-- START OF Provided material --
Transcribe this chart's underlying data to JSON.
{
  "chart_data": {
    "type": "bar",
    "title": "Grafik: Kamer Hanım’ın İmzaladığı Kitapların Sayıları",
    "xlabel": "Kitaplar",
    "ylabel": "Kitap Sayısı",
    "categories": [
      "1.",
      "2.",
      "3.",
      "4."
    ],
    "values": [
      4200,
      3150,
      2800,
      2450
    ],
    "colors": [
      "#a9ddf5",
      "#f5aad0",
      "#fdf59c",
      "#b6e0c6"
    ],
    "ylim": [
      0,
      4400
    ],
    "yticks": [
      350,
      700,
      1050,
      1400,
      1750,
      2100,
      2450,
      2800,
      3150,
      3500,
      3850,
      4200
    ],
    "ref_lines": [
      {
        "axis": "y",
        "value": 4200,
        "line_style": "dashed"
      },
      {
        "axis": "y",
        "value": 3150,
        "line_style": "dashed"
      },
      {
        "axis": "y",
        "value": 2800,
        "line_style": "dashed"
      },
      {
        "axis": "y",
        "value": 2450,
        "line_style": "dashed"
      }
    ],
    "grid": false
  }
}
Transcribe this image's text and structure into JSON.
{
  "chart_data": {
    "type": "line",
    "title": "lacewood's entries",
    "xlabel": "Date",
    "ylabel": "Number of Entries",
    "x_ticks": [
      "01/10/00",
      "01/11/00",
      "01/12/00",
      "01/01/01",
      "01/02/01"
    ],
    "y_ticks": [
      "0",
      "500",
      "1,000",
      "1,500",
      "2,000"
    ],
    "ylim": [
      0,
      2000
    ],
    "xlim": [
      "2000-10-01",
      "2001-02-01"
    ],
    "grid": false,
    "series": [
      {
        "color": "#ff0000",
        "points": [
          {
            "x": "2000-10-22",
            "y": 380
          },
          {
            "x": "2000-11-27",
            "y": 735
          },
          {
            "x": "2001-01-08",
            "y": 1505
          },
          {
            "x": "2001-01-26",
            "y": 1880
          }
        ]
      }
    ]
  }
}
-- END OF Provided material --
--- Task goal ---
Reproduce only those lines of the entries above that run from the line with "Transcribe this image's" to the final line.

--- Response to the exercise ---
Transcribe this image's text and structure into JSON.
{
  "chart_data": {
    "type": "line",
    "title": "lacewood's entries",
    "xlabel": "Date",
    "ylabel": "Number of Entries",
    "x_ticks": [
      "01/10/00",
      "01/11/00",
      "01/12/00",
      "01/01/01",
      "01/02/01"
    ],
    "y_ticks": [
      "0",
      "500",
      "1,000",
      "1,500",
      "2,000"
    ],
    "ylim": [
      0,
      2000
    ],
    "xlim": [
      "2000-10-01",
      "2001-02-01"
    ],
    "grid": false,
    "series": [
      {
        "color": "#ff0000",
        "points": [
          {
            "x": "2000-10-22",
            "y": 380
          },
          {
            "x": "2000-11-27",
            "y": 735
          },
          {
            "x": "2001-01-08",
            "y": 1505
          },
          {
            "x": "2001-01-26",
            "y": 1880
          }
        ]
      }
    ]
  }
}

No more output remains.